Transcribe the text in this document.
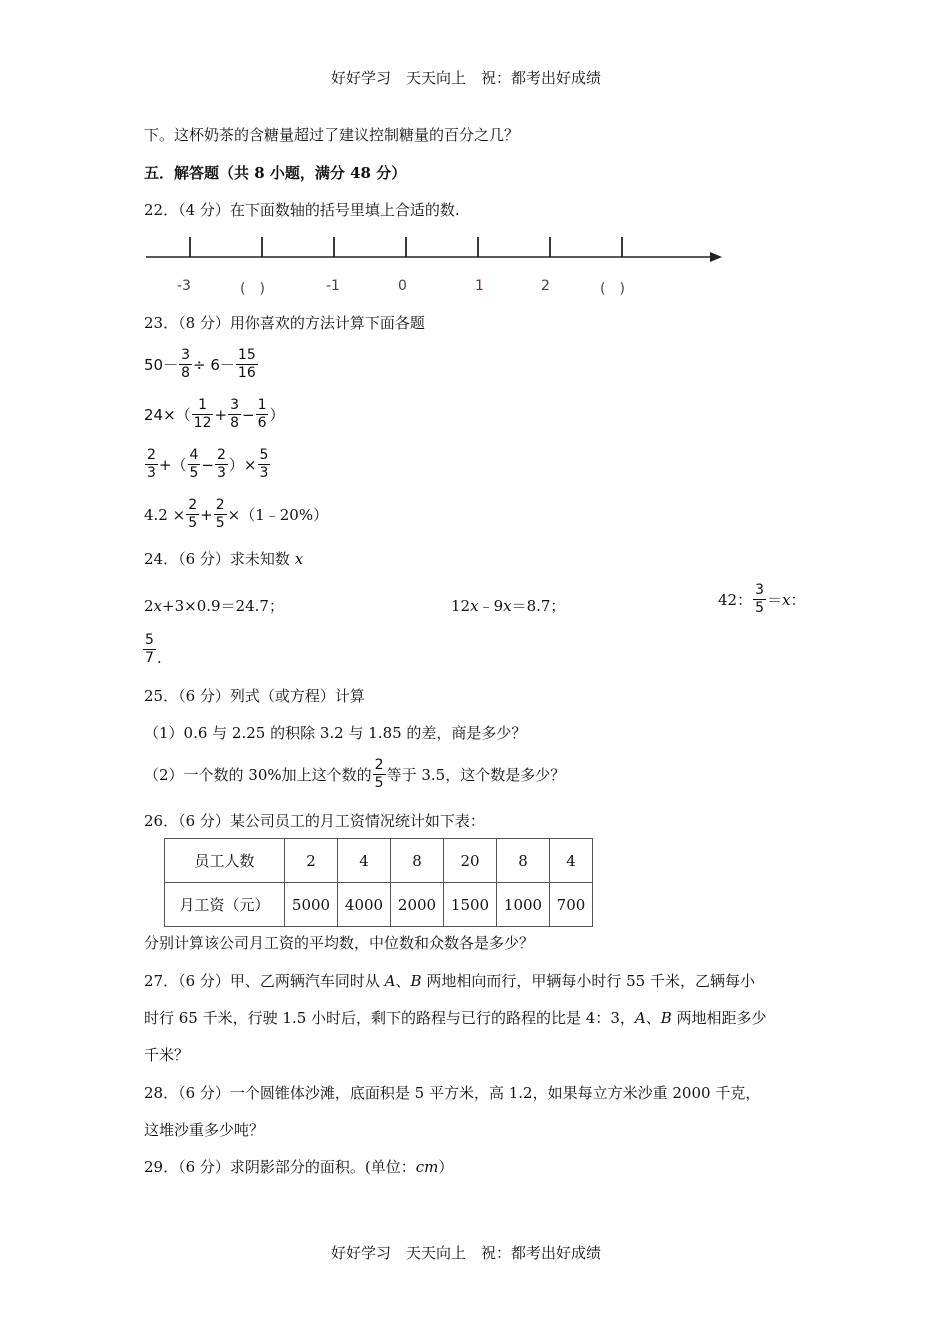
好好学习　天天向上　祝：都考出好成绩
下。这杯奶茶的含糖量超过了建议控制糖量的百分之几？
五．解答题（共 8 小题，满分 48 分）
22．（4 分）在下面数轴的括号里填上合适的数.
-3	(　)	-1	0	1	2	(　)
23．（8 分）用你喜欢的方法计算下面各题
$50- \frac{3}{8} \div 6- \frac{15}{16}$
$24\times( \frac{1}{12} + \frac{3}{8} - \frac{1}{6}$ ）
$\frac{2}{3}$ +（ $\frac{4}{5} - \frac{2}{3}$ ）× $\frac{5}{3}$
$4.2 \times \frac{2}{5} + \frac{2}{5}$ ×（1﹣20%）
24．（6 分）求未知数 x
2x+3×0.9＝24.7；	12x﹣9x＝8.7；	42： $\frac{3}{5} = x$ ：
$\frac{5}{7}$ .
25．（6 分）列式（或方程）计算
（1）0.6 与 2.25 的积除 3.2 与 1.85 的差，商是多少？
（2）一个数的 30%加上这个数的 $\frac{2}{5}$ 等于 3.5，这个数是多少？
26．（6 分）某公司员工的月工资情况统计如下表：
员工人数	2	4	8	20	8	4
月工资（元）	5000	4000	2000	1500	1000	700
分别计算该公司月工资的平均数，中位数和众数各是多少？
27．（6 分）甲、乙两辆汽车同时从 A、B 两地相向而行，甲辆每小时行 55 千米，乙辆每小
时行 65 千米，行驶 1.5 小时后，剩下的路程与已行的路程的比是 4：3，A、B 两地相距多少
千米？
28．（6 分）一个圆锥体沙滩，底面积是 5 平方米，高 1.2，如果每立方米沙重 2000 千克，
这堆沙重多少吨？
29．（6 分）求阴影部分的面积。(单位：cm）
好好学习　天天向上　祝：都考出好成绩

What to do –
Each entry above should be reproduced exactly, with the pictures removed.

Problem solution –
Transcribe the text in this document.
好好学习　天天向上　祝：都考出好成绩
下。这杯奶茶的含糖量超过了建议控制糖量的百分之几？
五．解答题（共 8 小题，满分 48 分）
22．（4 分）在下面数轴的括号里填上合适的数.
-3	(　)	-1	0	1	2	(　)
23．（8 分）用你喜欢的方法计算下面各题
$50- \frac{3}{8} \div 6- \frac{15}{16}$
$24\times( \frac{1}{12} + \frac{3}{8} - \frac{1}{6}$ ）
$\frac{2}{3}$ +（ $\frac{4}{5} - \frac{2}{3}$ ）× $\frac{5}{3}$
$4.2 \times \frac{2}{5} + \frac{2}{5}$ ×（1﹣20%）
24．（6 分）求未知数 x
2x+3×0.9＝24.7；	12x﹣9x＝8.7；	42： $\frac{3}{5} = x$ ：
$\frac{5}{7}$ .
25．（6 分）列式（或方程）计算
（1）0.6 与 2.25 的积除 3.2 与 1.85 的差，商是多少？
（2）一个数的 30%加上这个数的 $\frac{2}{5}$ 等于 3.5，这个数是多少？
26．（6 分）某公司员工的月工资情况统计如下表：
员工人数	2	4	8	20	8	4
月工资（元）	5000	4000	2000	1500	1000	700
分别计算该公司月工资的平均数，中位数和众数各是多少？
27．（6 分）甲、乙两辆汽车同时从 A、B 两地相向而行，甲辆每小时行 55 千米，乙辆每小
时行 65 千米，行驶 1.5 小时后，剩下的路程与已行的路程的比是 4：3，A、B 两地相距多少
千米？
28．（6 分）一个圆锥体沙滩，底面积是 5 平方米，高 1.2，如果每立方米沙重 2000 千克，
这堆沙重多少吨？
29．（6 分）求阴影部分的面积。(单位：cm）
好好学习　天天向上　祝：都考出好成绩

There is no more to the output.